Begin Exercise material
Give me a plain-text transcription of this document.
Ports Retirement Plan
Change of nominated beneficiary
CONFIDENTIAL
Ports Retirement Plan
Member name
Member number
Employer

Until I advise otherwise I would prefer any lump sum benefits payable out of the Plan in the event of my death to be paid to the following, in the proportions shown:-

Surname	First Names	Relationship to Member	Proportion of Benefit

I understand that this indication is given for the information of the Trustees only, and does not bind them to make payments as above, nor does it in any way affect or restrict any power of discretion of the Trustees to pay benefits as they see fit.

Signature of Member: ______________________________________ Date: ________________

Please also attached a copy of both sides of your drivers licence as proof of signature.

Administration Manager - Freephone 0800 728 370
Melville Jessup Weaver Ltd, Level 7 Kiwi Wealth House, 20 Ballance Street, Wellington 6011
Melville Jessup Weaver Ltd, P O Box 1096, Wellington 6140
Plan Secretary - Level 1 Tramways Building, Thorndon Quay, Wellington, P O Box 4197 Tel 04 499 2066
End Exercise material
Recopy the whole listing exactly.

Give me a plain-text transcription of this document.
Ports Retirement Plan
Change of nominated beneficiary
CONFIDENTIAL
Ports Retirement Plan
Member name
Member number
Employer

Until I advise otherwise I would prefer any lump sum benefits payable out of the Plan in the event of my death to be paid to the following, in the proportions shown:-

Surname	First Names	Relationship to Member	Proportion of Benefit

I understand that this indication is given for the information of the Trustees only, and does not bind them to make payments as above, nor does it in any way affect or restrict any power of discretion of the Trustees to pay benefits as they see fit.

Signature of Member: ______________________________________ Date: ________________

Please also attached a copy of both sides of your drivers licence as proof of signature.

Administration Manager - Freephone 0800 728 370
Melville Jessup Weaver Ltd, Level 7 Kiwi Wealth House, 20 Ballance Street, Wellington 6011
Melville Jessup Weaver Ltd, P O Box 1096, Wellington 6140
Plan Secretary - Level 1 Tramways Building, Thorndon Quay, Wellington, P O Box 4197 Tel 04 499 2066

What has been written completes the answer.